◆ **TASK PROMPT**:
Copy out the lines from the first one up to and including the line with "221, 424, 258]", keeping every character unchanged.

◆ **INPUT ROWS**:
-------

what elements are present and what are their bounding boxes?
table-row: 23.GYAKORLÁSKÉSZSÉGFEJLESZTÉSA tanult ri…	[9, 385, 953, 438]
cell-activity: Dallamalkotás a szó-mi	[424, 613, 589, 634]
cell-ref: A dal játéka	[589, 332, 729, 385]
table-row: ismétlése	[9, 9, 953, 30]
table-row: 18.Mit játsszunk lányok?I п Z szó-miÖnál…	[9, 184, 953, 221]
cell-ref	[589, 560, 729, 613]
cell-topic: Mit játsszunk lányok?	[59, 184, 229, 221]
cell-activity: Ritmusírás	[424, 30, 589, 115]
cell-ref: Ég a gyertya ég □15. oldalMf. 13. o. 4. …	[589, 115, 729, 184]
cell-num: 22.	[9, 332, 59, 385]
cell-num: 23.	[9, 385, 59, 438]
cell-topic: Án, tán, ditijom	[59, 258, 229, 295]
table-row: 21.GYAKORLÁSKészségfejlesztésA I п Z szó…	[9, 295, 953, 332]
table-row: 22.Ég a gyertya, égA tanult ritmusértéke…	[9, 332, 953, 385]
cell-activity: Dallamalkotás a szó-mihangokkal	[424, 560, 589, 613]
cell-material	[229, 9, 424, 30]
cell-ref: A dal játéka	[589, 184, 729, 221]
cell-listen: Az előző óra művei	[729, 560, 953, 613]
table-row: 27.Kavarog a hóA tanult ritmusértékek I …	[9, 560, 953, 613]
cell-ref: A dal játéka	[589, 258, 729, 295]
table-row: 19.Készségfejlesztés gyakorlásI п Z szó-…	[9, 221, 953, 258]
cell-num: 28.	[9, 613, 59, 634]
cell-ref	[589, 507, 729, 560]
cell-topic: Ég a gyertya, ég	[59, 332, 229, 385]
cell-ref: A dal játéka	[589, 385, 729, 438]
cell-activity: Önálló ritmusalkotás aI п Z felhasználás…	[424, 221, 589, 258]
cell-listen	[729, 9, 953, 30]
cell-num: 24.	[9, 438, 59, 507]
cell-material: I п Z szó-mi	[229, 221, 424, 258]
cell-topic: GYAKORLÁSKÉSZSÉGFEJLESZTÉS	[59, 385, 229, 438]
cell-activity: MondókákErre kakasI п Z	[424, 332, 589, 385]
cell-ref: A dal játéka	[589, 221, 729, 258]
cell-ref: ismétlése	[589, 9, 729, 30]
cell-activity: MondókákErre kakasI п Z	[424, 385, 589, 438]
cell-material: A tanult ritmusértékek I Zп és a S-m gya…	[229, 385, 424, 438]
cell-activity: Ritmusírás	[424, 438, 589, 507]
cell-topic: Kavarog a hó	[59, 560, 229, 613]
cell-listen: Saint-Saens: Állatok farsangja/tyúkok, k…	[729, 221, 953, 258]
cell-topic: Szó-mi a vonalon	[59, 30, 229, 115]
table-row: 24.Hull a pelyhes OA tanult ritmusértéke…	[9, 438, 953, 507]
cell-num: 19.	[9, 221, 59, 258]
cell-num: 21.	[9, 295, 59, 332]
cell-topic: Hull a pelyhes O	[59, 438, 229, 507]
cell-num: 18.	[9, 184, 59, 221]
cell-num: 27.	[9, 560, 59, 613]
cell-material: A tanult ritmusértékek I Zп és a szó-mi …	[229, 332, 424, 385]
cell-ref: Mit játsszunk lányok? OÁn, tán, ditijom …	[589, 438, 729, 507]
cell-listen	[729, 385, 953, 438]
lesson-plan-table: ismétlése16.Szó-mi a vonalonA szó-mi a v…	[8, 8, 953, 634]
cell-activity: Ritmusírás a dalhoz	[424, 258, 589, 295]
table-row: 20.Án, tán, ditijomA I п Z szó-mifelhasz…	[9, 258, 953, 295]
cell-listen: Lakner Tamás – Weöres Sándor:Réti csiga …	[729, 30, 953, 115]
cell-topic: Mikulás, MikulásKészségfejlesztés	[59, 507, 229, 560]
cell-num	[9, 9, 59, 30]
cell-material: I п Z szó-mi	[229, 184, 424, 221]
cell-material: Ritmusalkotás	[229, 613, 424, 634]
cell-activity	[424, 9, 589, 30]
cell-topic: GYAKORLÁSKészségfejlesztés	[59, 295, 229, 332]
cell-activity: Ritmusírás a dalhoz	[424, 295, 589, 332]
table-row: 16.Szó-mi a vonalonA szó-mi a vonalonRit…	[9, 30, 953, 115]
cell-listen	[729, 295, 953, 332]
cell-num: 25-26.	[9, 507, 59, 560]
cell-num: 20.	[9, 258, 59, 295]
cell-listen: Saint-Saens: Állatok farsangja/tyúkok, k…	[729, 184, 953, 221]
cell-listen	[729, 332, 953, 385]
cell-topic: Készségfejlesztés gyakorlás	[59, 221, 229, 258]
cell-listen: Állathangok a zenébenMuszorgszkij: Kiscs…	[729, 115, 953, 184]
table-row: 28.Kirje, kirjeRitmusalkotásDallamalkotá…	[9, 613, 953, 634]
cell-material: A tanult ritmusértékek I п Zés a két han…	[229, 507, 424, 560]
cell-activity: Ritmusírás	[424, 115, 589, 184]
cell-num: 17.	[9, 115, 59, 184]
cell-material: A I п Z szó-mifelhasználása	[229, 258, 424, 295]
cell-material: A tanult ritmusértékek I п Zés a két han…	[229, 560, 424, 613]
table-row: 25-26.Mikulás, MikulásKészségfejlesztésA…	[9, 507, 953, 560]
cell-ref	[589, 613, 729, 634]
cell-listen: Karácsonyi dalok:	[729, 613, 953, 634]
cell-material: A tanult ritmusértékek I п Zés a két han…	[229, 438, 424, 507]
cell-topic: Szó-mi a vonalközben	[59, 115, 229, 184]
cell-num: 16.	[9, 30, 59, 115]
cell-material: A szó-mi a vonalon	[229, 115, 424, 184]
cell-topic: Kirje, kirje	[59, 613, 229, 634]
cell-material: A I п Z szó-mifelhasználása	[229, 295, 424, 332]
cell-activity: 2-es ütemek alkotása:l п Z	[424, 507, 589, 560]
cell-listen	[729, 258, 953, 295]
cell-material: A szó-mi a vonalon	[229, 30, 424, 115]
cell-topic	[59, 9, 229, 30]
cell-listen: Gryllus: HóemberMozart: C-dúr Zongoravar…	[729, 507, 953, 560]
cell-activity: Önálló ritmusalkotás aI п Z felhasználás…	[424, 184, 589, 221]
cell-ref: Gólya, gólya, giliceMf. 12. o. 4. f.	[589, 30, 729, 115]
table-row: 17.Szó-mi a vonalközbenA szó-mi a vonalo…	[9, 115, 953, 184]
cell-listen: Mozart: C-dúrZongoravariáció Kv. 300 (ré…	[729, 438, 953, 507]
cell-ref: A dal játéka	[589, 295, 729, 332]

-------

◆ **CORRECT RESPONSE**:
what elements are present and what are their bounding boxes?
table-row: 23.GYAKORLÁSKÉSZSÉGFEJLESZTÉSA tanult ri…	[9, 385, 953, 438]
cell-activity: Dallamalkotás a szó-mi	[424, 613, 589, 634]
cell-ref: A dal játéka	[589, 332, 729, 385]
table-row: ismétlése	[9, 9, 953, 30]
table-row: 18.Mit játsszunk lányok?I п Z szó-miÖnál…	[9, 184, 953, 221]
cell-ref	[589, 560, 729, 613]
cell-topic: Mit játsszunk lányok?	[59, 184, 229, 221]
cell-activity: Ritmusírás	[424, 30, 589, 115]
cell-ref: Ég a gyertya ég □15. oldalMf. 13. o. 4. …	[589, 115, 729, 184]
cell-num: 22.	[9, 332, 59, 385]
cell-num: 23.	[9, 385, 59, 438]
cell-topic: Án, tán, ditijom	[59, 258, 229, 295]
table-row: 21.GYAKORLÁSKészségfejlesztésA I п Z szó…	[9, 295, 953, 332]
table-row: 22.Ég a gyertya, égA tanult ritmusértéke…	[9, 332, 953, 385]
cell-activity: Dallamalkotás a szó-mihangokkal	[424, 560, 589, 613]
cell-material	[229, 9, 424, 30]
cell-ref: A dal játéka	[589, 184, 729, 221]
cell-listen: Az előző óra művei	[729, 560, 953, 613]
table-row: 27.Kavarog a hóA tanult ritmusértékek I …	[9, 560, 953, 613]
cell-ref: A dal játéka	[589, 258, 729, 295]
table-row: 19.Készségfejlesztés gyakorlásI п Z szó-…	[9, 221, 953, 258]
cell-num: 28.	[9, 613, 59, 634]
cell-ref	[589, 507, 729, 560]
cell-topic: Ég a gyertya, ég	[59, 332, 229, 385]
cell-ref: A dal játéka	[589, 385, 729, 438]
cell-activity: Önálló ritmusalkotás aI п Z felhasználás…	[424, 221, 589, 258]
cell-listen	[729, 9, 953, 30]
cell-num: 24.	[9, 438, 59, 507]
cell-material: I п Z szó-mi	[229, 221, 424, 258]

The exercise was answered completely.